> TO BE DONE
Please write out the complete listing that follows, exactly as it reads.

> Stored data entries
>> START

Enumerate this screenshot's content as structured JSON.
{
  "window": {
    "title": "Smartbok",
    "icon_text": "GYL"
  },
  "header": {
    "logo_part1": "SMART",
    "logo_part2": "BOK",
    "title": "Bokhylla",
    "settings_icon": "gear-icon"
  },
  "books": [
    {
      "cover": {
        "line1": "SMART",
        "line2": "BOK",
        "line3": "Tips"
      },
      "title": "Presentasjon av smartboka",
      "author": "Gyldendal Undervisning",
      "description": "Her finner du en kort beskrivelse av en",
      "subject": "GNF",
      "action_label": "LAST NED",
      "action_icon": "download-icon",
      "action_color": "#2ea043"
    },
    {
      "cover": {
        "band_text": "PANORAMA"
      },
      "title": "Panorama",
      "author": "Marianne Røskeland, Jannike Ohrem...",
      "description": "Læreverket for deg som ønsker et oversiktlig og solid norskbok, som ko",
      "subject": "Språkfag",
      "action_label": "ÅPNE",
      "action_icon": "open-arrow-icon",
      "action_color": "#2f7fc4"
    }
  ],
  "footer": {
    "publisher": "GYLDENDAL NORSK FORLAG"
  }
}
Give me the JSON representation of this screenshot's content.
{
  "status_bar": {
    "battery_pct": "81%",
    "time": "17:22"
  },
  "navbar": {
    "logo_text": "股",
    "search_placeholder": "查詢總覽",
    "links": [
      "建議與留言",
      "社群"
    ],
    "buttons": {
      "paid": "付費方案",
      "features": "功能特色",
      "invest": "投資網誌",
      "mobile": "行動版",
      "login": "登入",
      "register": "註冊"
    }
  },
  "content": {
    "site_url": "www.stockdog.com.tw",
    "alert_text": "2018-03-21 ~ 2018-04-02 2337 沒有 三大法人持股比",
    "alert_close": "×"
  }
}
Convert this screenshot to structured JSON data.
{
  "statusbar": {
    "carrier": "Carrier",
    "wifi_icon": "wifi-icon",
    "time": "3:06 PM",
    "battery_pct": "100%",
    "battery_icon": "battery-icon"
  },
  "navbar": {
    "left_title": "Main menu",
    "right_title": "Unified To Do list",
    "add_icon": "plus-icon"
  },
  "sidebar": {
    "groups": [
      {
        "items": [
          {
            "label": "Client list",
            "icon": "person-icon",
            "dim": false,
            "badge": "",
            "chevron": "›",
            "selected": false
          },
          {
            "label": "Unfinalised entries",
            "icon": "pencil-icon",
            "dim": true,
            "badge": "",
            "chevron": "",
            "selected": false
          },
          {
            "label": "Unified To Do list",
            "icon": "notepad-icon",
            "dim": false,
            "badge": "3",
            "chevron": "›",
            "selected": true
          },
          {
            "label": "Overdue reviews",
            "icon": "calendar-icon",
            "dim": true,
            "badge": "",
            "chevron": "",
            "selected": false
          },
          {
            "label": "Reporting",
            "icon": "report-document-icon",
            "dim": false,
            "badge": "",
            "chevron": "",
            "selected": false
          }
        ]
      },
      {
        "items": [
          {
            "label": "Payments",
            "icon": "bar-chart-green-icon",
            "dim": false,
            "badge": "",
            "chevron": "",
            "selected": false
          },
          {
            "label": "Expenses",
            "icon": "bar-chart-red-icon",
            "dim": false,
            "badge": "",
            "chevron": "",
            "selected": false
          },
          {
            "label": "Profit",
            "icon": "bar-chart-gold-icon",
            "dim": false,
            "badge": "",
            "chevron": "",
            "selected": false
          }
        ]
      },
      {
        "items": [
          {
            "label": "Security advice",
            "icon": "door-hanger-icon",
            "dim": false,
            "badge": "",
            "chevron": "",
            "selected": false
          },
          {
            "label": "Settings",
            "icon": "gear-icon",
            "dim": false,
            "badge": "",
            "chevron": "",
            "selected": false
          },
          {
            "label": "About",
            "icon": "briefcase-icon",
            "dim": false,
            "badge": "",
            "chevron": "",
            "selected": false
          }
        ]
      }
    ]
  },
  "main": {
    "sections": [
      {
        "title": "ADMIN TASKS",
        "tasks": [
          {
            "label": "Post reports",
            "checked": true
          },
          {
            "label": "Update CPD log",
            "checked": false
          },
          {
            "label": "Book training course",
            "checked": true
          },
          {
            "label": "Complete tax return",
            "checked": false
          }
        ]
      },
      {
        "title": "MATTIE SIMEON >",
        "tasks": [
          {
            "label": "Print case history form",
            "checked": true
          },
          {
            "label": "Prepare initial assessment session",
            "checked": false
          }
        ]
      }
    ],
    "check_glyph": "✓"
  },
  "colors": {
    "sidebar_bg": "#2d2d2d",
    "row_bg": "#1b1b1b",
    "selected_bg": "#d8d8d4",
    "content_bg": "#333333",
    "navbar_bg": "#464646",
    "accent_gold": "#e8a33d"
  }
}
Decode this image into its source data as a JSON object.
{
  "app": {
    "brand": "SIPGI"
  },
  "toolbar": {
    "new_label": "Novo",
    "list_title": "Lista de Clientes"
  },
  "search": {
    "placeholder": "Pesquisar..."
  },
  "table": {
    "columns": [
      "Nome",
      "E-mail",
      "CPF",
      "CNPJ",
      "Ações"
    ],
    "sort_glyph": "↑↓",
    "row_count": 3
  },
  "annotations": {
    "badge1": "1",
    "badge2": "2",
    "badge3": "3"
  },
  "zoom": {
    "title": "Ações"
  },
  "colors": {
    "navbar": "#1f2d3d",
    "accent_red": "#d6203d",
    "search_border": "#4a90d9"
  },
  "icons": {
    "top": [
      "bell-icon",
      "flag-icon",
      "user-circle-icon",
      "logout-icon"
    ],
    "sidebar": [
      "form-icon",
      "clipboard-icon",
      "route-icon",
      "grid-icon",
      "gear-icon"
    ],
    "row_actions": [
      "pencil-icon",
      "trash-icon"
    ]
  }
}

>> END

> SOLUTION BELOW
Enumerate this screenshot's content as structured JSON.
{
  "window": {
    "title": "Smartbok",
    "icon_text": "GYL"
  },
  "header": {
    "logo_part1": "SMART",
    "logo_part2": "BOK",
    "title": "Bokhylla",
    "settings_icon": "gear-icon"
  },
  "books": [
    {
      "cover": {
        "line1": "SMART",
        "line2": "BOK",
        "line3": "Tips"
      },
      "title": "Presentasjon av smartboka",
      "author": "Gyldendal Undervisning",
      "description": "Her finner du en kort beskrivelse av en",
      "subject": "GNF",
      "action_label": "LAST NED",
      "action_icon": "download-icon",
      "action_color": "#2ea043"
    },
    {
      "cover": {
        "band_text": "PANORAMA"
      },
      "title": "Panorama",
      "author": "Marianne Røskeland, Jannike Ohrem...",
      "description": "Læreverket for deg som ønsker et oversiktlig og solid norskbok, som ko",
      "subject": "Språkfag",
      "action_label": "ÅPNE",
      "action_icon": "open-arrow-icon",
      "action_color": "#2f7fc4"
    }
  ],
  "footer": {
    "publisher": "GYLDENDAL NORSK FORLAG"
  }
}
Give me the JSON representation of this screenshot's content.
{
  "status_bar": {
    "battery_pct": "81%",
    "time": "17:22"
  },
  "navbar": {
    "logo_text": "股",
    "search_placeholder": "查詢總覽",
    "links": [
      "建議與留言",
      "社群"
    ],
    "buttons": {
      "paid": "付費方案",
      "features": "功能特色",
      "invest": "投資網誌",
      "mobile": "行動版",
      "login": "登入",
      "register": "註冊"
    }
  },
  "content": {
    "site_url": "www.stockdog.com.tw",
    "alert_text": "2018-03-21 ~ 2018-04-02 2337 沒有 三大法人持股比",
    "alert_close": "×"
  }
}
Convert this screenshot to structured JSON data.
{
  "statusbar": {
    "carrier": "Carrier",
    "wifi_icon": "wifi-icon",
    "time": "3:06 PM",
    "battery_pct": "100%",
    "battery_icon": "battery-icon"
  },
  "navbar": {
    "left_title": "Main menu",
    "right_title": "Unified To Do list",
    "add_icon": "plus-icon"
  },
  "sidebar": {
    "groups": [
      {
        "items": [
          {
            "label": "Client list",
            "icon": "person-icon",
            "dim": false,
            "badge": "",
            "chevron": "›",
            "selected": false
          },
          {
            "label": "Unfinalised entries",
            "icon": "pencil-icon",
            "dim": true,
            "badge": "",
            "chevron": "",
            "selected": false
          },
          {
            "label": "Unified To Do list",
            "icon": "notepad-icon",
            "dim": false,
            "badge": "3",
            "chevron": "›",
            "selected": true
          },
          {
            "label": "Overdue reviews",
            "icon": "calendar-icon",
            "dim": true,
            "badge": "",
            "chevron": "",
            "selected": false
          },
          {
            "label": "Reporting",
            "icon": "report-document-icon",
            "dim": false,
            "badge": "",
            "chevron": "",
            "selected": false
          }
        ]
      },
      {
        "items": [
          {
            "label": "Payments",
            "icon": "bar-chart-green-icon",
            "dim": false,
            "badge": "",
            "chevron": "",
            "selected": false
          },
          {
            "label": "Expenses",
            "icon": "bar-chart-red-icon",
            "dim": false,
            "badge": "",
            "chevron": "",
            "selected": false
          },
          {
            "label": "Profit",
            "icon": "bar-chart-gold-icon",
            "dim": false,
            "badge": "",
            "chevron": "",
            "selected": false
          }
        ]
      },
      {
        "items": [
          {
            "label": "Security advice",
            "icon": "door-hanger-icon",
            "dim": false,
            "badge": "",
            "chevron": "",
            "selected": false
          },
          {
            "label": "Settings",
            "icon": "gear-icon",
            "dim": false,
            "badge": "",
            "chevron": "",
            "selected": false
          },
          {
            "label": "About",
            "icon": "briefcase-icon",
            "dim": false,
            "badge": "",
            "chevron": "",
            "selected": false
          }
        ]
      }
    ]
  },
  "main": {
    "sections": [
      {
        "title": "ADMIN TASKS",
        "tasks": [
          {
            "label": "Post reports",
            "checked": true
          },
          {
            "label": "Update CPD log",
            "checked": false
          },
          {
            "label": "Book training course",
            "checked": true
          },
          {
            "label": "Complete tax return",
            "checked": false
          }
        ]
      },
      {
        "title": "MATTIE SIMEON >",
        "tasks": [
          {
            "label": "Print case history form",
            "checked": true
          },
          {
            "label": "Prepare initial assessment session",
            "checked": false
          }
        ]
      }
    ],
    "check_glyph": "✓"
  },
  "colors": {
    "sidebar_bg": "#2d2d2d",
    "row_bg": "#1b1b1b",
    "selected_bg": "#d8d8d4",
    "content_bg": "#333333",
    "navbar_bg": "#464646",
    "accent_gold": "#e8a33d"
  }
}
Decode this image into its source data as a JSON object.
{
  "app": {
    "brand": "SIPGI"
  },
  "toolbar": {
    "new_label": "Novo",
    "list_title": "Lista de Clientes"
  },
  "search": {
    "placeholder": "Pesquisar..."
  },
  "table": {
    "columns": [
      "Nome",
      "E-mail",
      "CPF",
      "CNPJ",
      "Ações"
    ],
    "sort_glyph": "↑↓",
    "row_count": 3
  },
  "annotations": {
    "badge1": "1",
    "badge2": "2",
    "badge3": "3"
  },
  "zoom": {
    "title": "Ações"
  },
  "colors": {
    "navbar": "#1f2d3d",
    "accent_red": "#d6203d",
    "search_border": "#4a90d9"
  },
  "icons": {
    "top": [
      "bell-icon",
      "flag-icon",
      "user-circle-icon",
      "logout-icon"
    ],
    "sidebar": [
      "form-icon",
      "clipboard-icon",
      "route-icon",
      "grid-icon",
      "gear-icon"
    ],
    "row_actions": [
      "pencil-icon",
      "trash-icon"
    ]
  }
}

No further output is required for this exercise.